**Activity:**
All entries below are to be reproduced exactly.

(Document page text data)
§ §

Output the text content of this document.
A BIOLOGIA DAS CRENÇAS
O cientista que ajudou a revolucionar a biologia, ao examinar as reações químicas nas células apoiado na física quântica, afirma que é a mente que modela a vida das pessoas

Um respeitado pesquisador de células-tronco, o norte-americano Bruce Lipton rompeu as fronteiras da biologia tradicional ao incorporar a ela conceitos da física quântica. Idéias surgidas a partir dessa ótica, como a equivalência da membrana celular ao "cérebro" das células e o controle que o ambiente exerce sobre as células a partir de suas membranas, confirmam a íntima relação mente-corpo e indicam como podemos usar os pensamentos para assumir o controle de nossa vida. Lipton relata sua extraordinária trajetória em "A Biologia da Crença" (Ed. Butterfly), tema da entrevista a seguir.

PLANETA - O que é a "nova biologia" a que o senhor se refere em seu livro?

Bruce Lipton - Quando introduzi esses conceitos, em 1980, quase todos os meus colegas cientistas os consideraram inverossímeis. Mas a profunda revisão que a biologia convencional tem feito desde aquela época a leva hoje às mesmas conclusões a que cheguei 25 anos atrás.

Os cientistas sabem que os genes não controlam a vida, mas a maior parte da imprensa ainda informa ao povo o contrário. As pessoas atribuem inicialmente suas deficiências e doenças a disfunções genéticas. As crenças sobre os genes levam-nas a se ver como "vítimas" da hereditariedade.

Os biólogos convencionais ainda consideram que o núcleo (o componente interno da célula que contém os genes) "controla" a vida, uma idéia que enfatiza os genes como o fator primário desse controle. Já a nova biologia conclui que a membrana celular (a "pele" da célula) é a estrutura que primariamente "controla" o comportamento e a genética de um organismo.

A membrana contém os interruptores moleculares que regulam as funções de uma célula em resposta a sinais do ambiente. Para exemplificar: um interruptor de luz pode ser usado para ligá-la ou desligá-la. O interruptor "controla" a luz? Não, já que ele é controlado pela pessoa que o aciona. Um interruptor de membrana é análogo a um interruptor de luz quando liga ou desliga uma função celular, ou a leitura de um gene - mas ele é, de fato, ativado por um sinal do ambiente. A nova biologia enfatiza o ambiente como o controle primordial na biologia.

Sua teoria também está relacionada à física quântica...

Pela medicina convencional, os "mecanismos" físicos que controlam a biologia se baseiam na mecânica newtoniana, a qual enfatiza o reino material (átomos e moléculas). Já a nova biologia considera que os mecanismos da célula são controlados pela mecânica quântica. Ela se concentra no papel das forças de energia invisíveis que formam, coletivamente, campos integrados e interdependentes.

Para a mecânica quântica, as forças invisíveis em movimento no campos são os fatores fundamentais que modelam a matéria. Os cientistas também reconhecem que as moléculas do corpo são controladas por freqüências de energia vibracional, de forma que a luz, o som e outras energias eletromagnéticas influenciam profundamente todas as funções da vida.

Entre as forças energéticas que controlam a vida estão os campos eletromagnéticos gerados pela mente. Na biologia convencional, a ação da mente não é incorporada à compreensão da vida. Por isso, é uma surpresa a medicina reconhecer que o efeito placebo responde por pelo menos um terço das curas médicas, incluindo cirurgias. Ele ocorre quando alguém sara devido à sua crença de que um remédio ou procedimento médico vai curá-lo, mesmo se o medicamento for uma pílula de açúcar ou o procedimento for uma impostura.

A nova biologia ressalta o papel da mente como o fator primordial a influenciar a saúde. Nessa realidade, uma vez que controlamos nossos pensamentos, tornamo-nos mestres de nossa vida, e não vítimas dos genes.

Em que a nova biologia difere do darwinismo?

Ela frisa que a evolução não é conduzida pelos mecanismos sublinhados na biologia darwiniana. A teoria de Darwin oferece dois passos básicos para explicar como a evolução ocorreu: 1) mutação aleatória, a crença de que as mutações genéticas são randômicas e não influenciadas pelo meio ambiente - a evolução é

§ §

**Answer to the exercise:**
Output the text content of this document.
A BIOLOGIA DAS CRENÇAS
O cientista que ajudou a revolucionar a biologia, ao examinar as reações químicas nas células apoiado na física quântica, afirma que é a mente que modela a vida das pessoas

Um respeitado pesquisador de células-tronco, o norte-americano Bruce Lipton rompeu as fronteiras da biologia tradicional ao incorporar a ela conceitos da física quântica. Idéias surgidas a partir dessa ótica, como a equivalência da membrana celular ao "cérebro" das células e o controle que o ambiente exerce sobre as células a partir de suas membranas, confirmam a íntima relação mente-corpo e indicam como podemos usar os pensamentos para assumir o controle de nossa vida. Lipton relata sua extraordinária trajetória em "A Biologia da Crença" (Ed. Butterfly), tema da entrevista a seguir.

PLANETA - O que é a "nova biologia" a que o senhor se refere em seu livro?

Bruce Lipton - Quando introduzi esses conceitos, em 1980, quase todos os meus colegas cientistas os consideraram inverossímeis. Mas a profunda revisão que a biologia convencional tem feito desde aquela época a leva hoje às mesmas conclusões a que cheguei 25 anos atrás.

Os cientistas sabem que os genes não controlam a vida, mas a maior parte da imprensa ainda informa ao povo o contrário. As pessoas atribuem inicialmente suas deficiências e doenças a disfunções genéticas. As crenças sobre os genes levam-nas a se ver como "vítimas" da hereditariedade.

Os biólogos convencionais ainda consideram que o núcleo (o componente interno da célula que contém os genes) "controla" a vida, uma idéia que enfatiza os genes como o fator primário desse controle. Já a nova biologia conclui que a membrana celular (a "pele" da célula) é a estrutura que primariamente "controla" o comportamento e a genética de um organismo.

A membrana contém os interruptores moleculares que regulam as funções de uma célula em resposta a sinais do ambiente. Para exemplificar: um interruptor de luz pode ser usado para ligá-la ou desligá-la. O interruptor "controla" a luz? Não, já que ele é controlado pela pessoa que o aciona. Um interruptor de membrana é análogo a um interruptor de luz quando liga ou desliga uma função celular, ou a leitura de um gene - mas ele é, de fato, ativado por um sinal do ambiente. A nova biologia enfatiza o ambiente como o controle primordial na biologia.

Sua teoria também está relacionada à física quântica...

Pela medicina convencional, os "mecanismos" físicos que controlam a biologia se baseiam na mecânica newtoniana, a qual enfatiza o reino material (átomos e moléculas). Já a nova biologia considera que os mecanismos da célula são controlados pela mecânica quântica. Ela se concentra no papel das forças de energia invisíveis que formam, coletivamente, campos integrados e interdependentes.

Para a mecânica quântica, as forças invisíveis em movimento no campos são os fatores fundamentais que modelam a matéria. Os cientistas também reconhecem que as moléculas do corpo são controladas por freqüências de energia vibracional, de forma que a luz, o som e outras energias eletromagnéticas influenciam profundamente todas as funções da vida.

Entre as forças energéticas que controlam a vida estão os campos eletromagnéticos gerados pela mente. Na biologia convencional, a ação da mente não é incorporada à compreensão da vida. Por isso, é uma surpresa a medicina reconhecer que o efeito placebo responde por pelo menos um terço das curas médicas, incluindo cirurgias. Ele ocorre quando alguém sara devido à sua crença de que um remédio ou procedimento médico vai curá-lo, mesmo se o medicamento for uma pílula de açúcar ou o procedimento for uma impostura.

A nova biologia ressalta o papel da mente como o fator primordial a influenciar a saúde. Nessa realidade, uma vez que controlamos nossos pensamentos, tornamo-nos mestres de nossa vida, e não vítimas dos genes.

Em que a nova biologia difere do darwinismo?

Ela frisa que a evolução não é conduzida pelos mecanismos sublinhados na biologia darwiniana. A teoria de Darwin oferece dois passos básicos para explicar como a evolução ocorreu: 1) mutação aleatória, a crença de que as mutações genéticas são randômicas e não influenciadas pelo meio ambiente - a evolução é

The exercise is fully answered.